# [Goal of the exercise]
Using the listing below, extract each line that has the word "image" in it.
>> Start Input
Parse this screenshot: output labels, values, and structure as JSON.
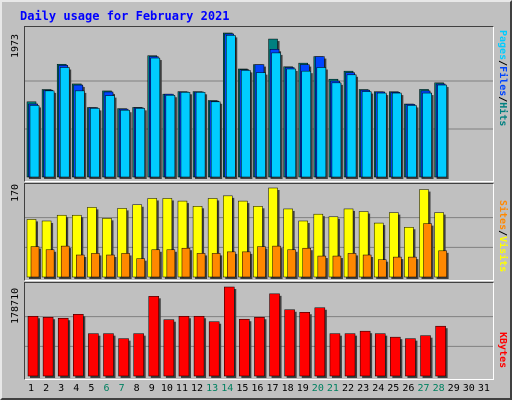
{
  "title": "Daily usage for February 2021",
  "colors": {
    "pages": "#00ccff",
    "files": "#0044ff",
    "hits": "#008080",
    "visits": "#ffff00",
    "sites": "#ff8800",
    "kbytes": "#ff0000",
    "weekday_label": "#000000",
    "weekend_label": "#008060"
  },
  "labels": {
    "pages": "Pages",
    "files": "Files",
    "hits": "Hits",
    "visits": "Visits",
    "sites": "Sites",
    "kbytes": "KBytes"
  },
  "chart_data": [
    {
      "type": "bar",
      "name": "Pages / Files / Hits",
      "ymax_label": "1973",
      "ylim": [
        0,
        1973
      ],
      "grid": true,
      "categories": [
        "1",
        "2",
        "3",
        "4",
        "5",
        "6",
        "7",
        "8",
        "9",
        "10",
        "11",
        "12",
        "13",
        "14",
        "15",
        "16",
        "17",
        "18",
        "19",
        "20",
        "21",
        "22",
        "23",
        "24",
        "25",
        "26",
        "27",
        "28",
        "29",
        "30",
        "31"
      ],
      "series": [
        {
          "name": "Hits",
          "values": [
            1030,
            1199,
            1545,
            1275,
            952,
            1179,
            937,
            953,
            1662,
            1135,
            1170,
            1170,
            1048,
            1973,
            1480,
            1540,
            1890,
            1510,
            1560,
            1650,
            1340,
            1450,
            1199,
            1169,
            1169,
            1000,
            1200,
            1290,
            null,
            null,
            null
          ]
        },
        {
          "name": "Files",
          "values": [
            1000,
            1190,
            1530,
            1260,
            950,
            1165,
            930,
            950,
            1650,
            1135,
            1165,
            1165,
            1040,
            1960,
            1470,
            1540,
            1750,
            1500,
            1540,
            1650,
            1315,
            1430,
            1190,
            1165,
            1160,
            995,
            1180,
            1275,
            null,
            null,
            null
          ]
        },
        {
          "name": "Pages",
          "values": [
            980,
            1180,
            1500,
            1180,
            940,
            1115,
            915,
            940,
            1630,
            1120,
            1160,
            1160,
            1030,
            1940,
            1460,
            1430,
            1700,
            1480,
            1450,
            1500,
            1290,
            1400,
            1170,
            1150,
            1150,
            980,
            1150,
            1260,
            null,
            null,
            null
          ]
        }
      ]
    },
    {
      "type": "bar",
      "name": "Visits / Sites",
      "ymax_label": "170",
      "ylim": [
        0,
        170
      ],
      "grid": true,
      "categories": [
        "1",
        "2",
        "3",
        "4",
        "5",
        "6",
        "7",
        "8",
        "9",
        "10",
        "11",
        "12",
        "13",
        "14",
        "15",
        "16",
        "17",
        "18",
        "19",
        "20",
        "21",
        "22",
        "23",
        "24",
        "25",
        "26",
        "27",
        "28",
        "29",
        "30",
        "31"
      ],
      "series": [
        {
          "name": "Visits",
          "values": [
            110,
            107,
            118,
            118,
            133,
            112,
            131,
            138,
            150,
            150,
            145,
            135,
            150,
            155,
            145,
            135,
            170,
            130,
            107,
            120,
            115,
            130,
            125,
            103,
            123,
            95,
            167,
            123,
            null,
            null,
            null
          ]
        },
        {
          "name": "Sites",
          "values": [
            58,
            52,
            59,
            42,
            45,
            42,
            45,
            35,
            52,
            52,
            55,
            45,
            45,
            48,
            48,
            58,
            59,
            52,
            55,
            40,
            40,
            45,
            42,
            33,
            38,
            38,
            102,
            50,
            null,
            null,
            null
          ]
        }
      ]
    },
    {
      "type": "bar",
      "name": "KBytes",
      "ymax_label": "178710",
      "ylim": [
        0,
        178710
      ],
      "grid": true,
      "categories": [
        "1",
        "2",
        "3",
        "4",
        "5",
        "6",
        "7",
        "8",
        "9",
        "10",
        "11",
        "12",
        "13",
        "14",
        "15",
        "16",
        "17",
        "18",
        "19",
        "20",
        "21",
        "22",
        "23",
        "24",
        "25",
        "26",
        "27",
        "28",
        "29",
        "30",
        "31"
      ],
      "series": [
        {
          "name": "KBytes",
          "values": [
            120000,
            118000,
            116000,
            124000,
            85000,
            85000,
            75000,
            85000,
            160000,
            113000,
            120000,
            120000,
            109000,
            178710,
            114000,
            118000,
            165000,
            133000,
            128000,
            137000,
            85000,
            85000,
            90000,
            85000,
            78000,
            75000,
            81000,
            100000,
            null,
            null,
            null
          ]
        }
      ]
    }
  ],
  "weekend_days": [
    6,
    7,
    13,
    14,
    20,
    21,
    27,
    28
  ]
}
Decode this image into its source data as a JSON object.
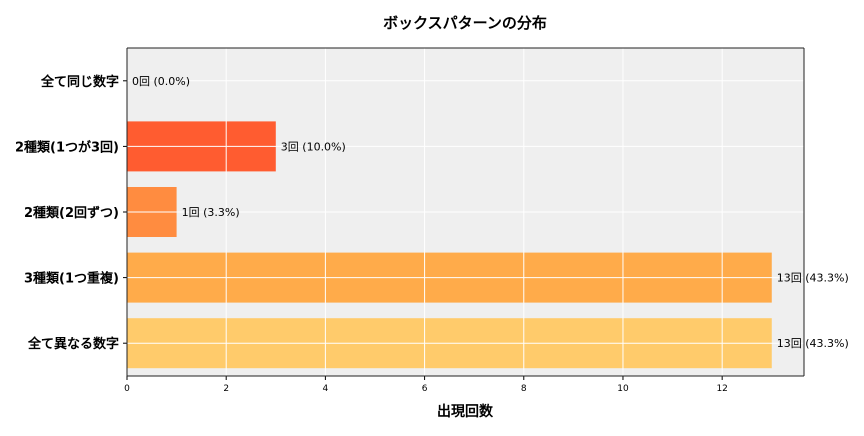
{
  "chart_data": {
    "type": "bar",
    "orientation": "horizontal",
    "title": "ボックスパターンの分布",
    "xlabel": "出現回数",
    "ylabel": "",
    "xlim": [
      0,
      13.65
    ],
    "xticks": [
      0,
      2,
      4,
      6,
      8,
      10,
      12
    ],
    "grid": true,
    "background": "#efefef",
    "categories": [
      "全て同じ数字",
      "2種類(1つが3回)",
      "2種類(2回ずつ)",
      "3種類(1つ重複)",
      "全て異なる数字"
    ],
    "values": [
      0,
      3,
      1,
      13,
      13
    ],
    "labels": [
      "0回 (0.0%)",
      "3回 (10.0%)",
      "1回 (3.3%)",
      "13回 (43.3%)",
      "13回 (43.3%)"
    ],
    "colors": [
      "#ff3d1f",
      "#ff5c30",
      "#ff8c40",
      "#ffab4a",
      "#ffcb6b"
    ]
  }
}
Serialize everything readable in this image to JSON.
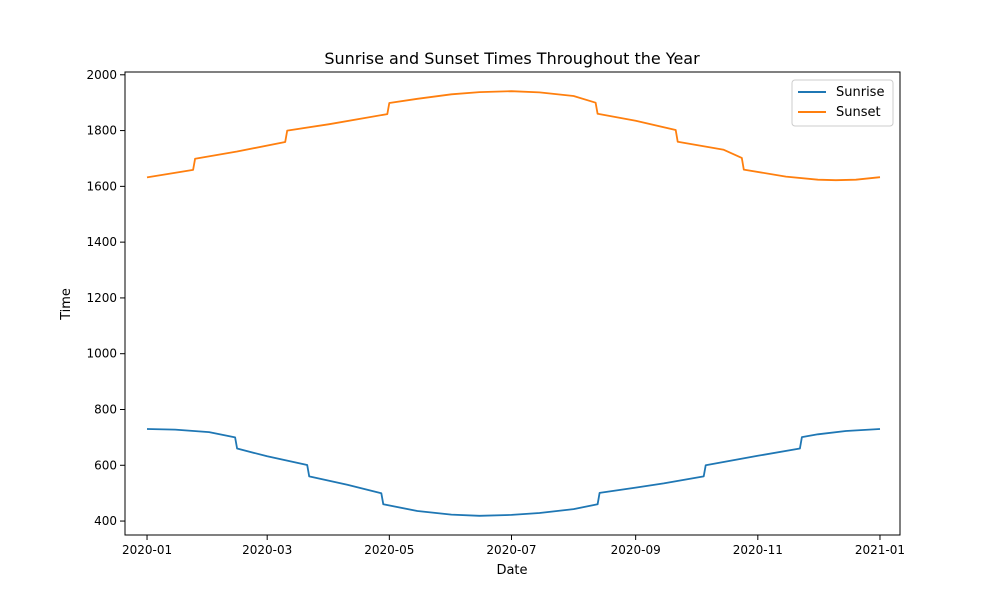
{
  "chart_data": {
    "type": "line",
    "title": "Sunrise and Sunset Times Throughout the Year",
    "xlabel": "Date",
    "ylabel": "Time",
    "xlim": [
      "2019-12-21",
      "2021-01-11"
    ],
    "ylim": [
      350,
      2010
    ],
    "x_ticks": [
      "2020-01",
      "2020-03",
      "2020-05",
      "2020-07",
      "2020-09",
      "2020-11",
      "2021-01"
    ],
    "y_ticks": [
      400,
      600,
      800,
      1000,
      1200,
      1400,
      1600,
      1800,
      2000
    ],
    "grid": false,
    "legend": "top-right",
    "series": [
      {
        "name": "Sunrise",
        "color": "#1f77b4",
        "points": [
          [
            "2020-01-01",
            730
          ],
          [
            "2020-01-15",
            728
          ],
          [
            "2020-02-01",
            719
          ],
          [
            "2020-02-14",
            700
          ],
          [
            "2020-02-15",
            660
          ],
          [
            "2020-03-01",
            632
          ],
          [
            "2020-03-21",
            601
          ],
          [
            "2020-03-22",
            560
          ],
          [
            "2020-04-10",
            530
          ],
          [
            "2020-04-27",
            500
          ],
          [
            "2020-04-28",
            460
          ],
          [
            "2020-05-15",
            436
          ],
          [
            "2020-06-01",
            423
          ],
          [
            "2020-06-15",
            419
          ],
          [
            "2020-07-01",
            422
          ],
          [
            "2020-07-15",
            429
          ],
          [
            "2020-08-01",
            443
          ],
          [
            "2020-08-13",
            460
          ],
          [
            "2020-08-14",
            501
          ],
          [
            "2020-09-01",
            520
          ],
          [
            "2020-09-15",
            535
          ],
          [
            "2020-10-05",
            560
          ],
          [
            "2020-10-06",
            600
          ],
          [
            "2020-11-01",
            634
          ],
          [
            "2020-11-22",
            660
          ],
          [
            "2020-11-23",
            701
          ],
          [
            "2020-12-01",
            711
          ],
          [
            "2020-12-15",
            723
          ],
          [
            "2021-01-01",
            730
          ]
        ]
      },
      {
        "name": "Sunset",
        "color": "#ff7f0e",
        "points": [
          [
            "2020-01-01",
            1632
          ],
          [
            "2020-01-24",
            1659
          ],
          [
            "2020-01-25",
            1699
          ],
          [
            "2020-02-15",
            1725
          ],
          [
            "2020-03-10",
            1759
          ],
          [
            "2020-03-11",
            1800
          ],
          [
            "2020-04-01",
            1823
          ],
          [
            "2020-04-30",
            1859
          ],
          [
            "2020-05-01",
            1899
          ],
          [
            "2020-05-15",
            1914
          ],
          [
            "2020-06-01",
            1930
          ],
          [
            "2020-06-15",
            1938
          ],
          [
            "2020-07-01",
            1941
          ],
          [
            "2020-07-15",
            1937
          ],
          [
            "2020-08-01",
            1924
          ],
          [
            "2020-08-12",
            1900
          ],
          [
            "2020-08-13",
            1860
          ],
          [
            "2020-09-01",
            1835
          ],
          [
            "2020-09-21",
            1802
          ],
          [
            "2020-09-22",
            1760
          ],
          [
            "2020-10-15",
            1731
          ],
          [
            "2020-10-24",
            1702
          ],
          [
            "2020-10-25",
            1660
          ],
          [
            "2020-11-15",
            1635
          ],
          [
            "2020-12-01",
            1624
          ],
          [
            "2020-12-10",
            1622
          ],
          [
            "2020-12-20",
            1624
          ],
          [
            "2021-01-01",
            1633
          ]
        ]
      }
    ]
  }
}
>> End Input
# [Response]
Decode this image into its source data as a JSON object.
Serialize everything readable in this image to JSON.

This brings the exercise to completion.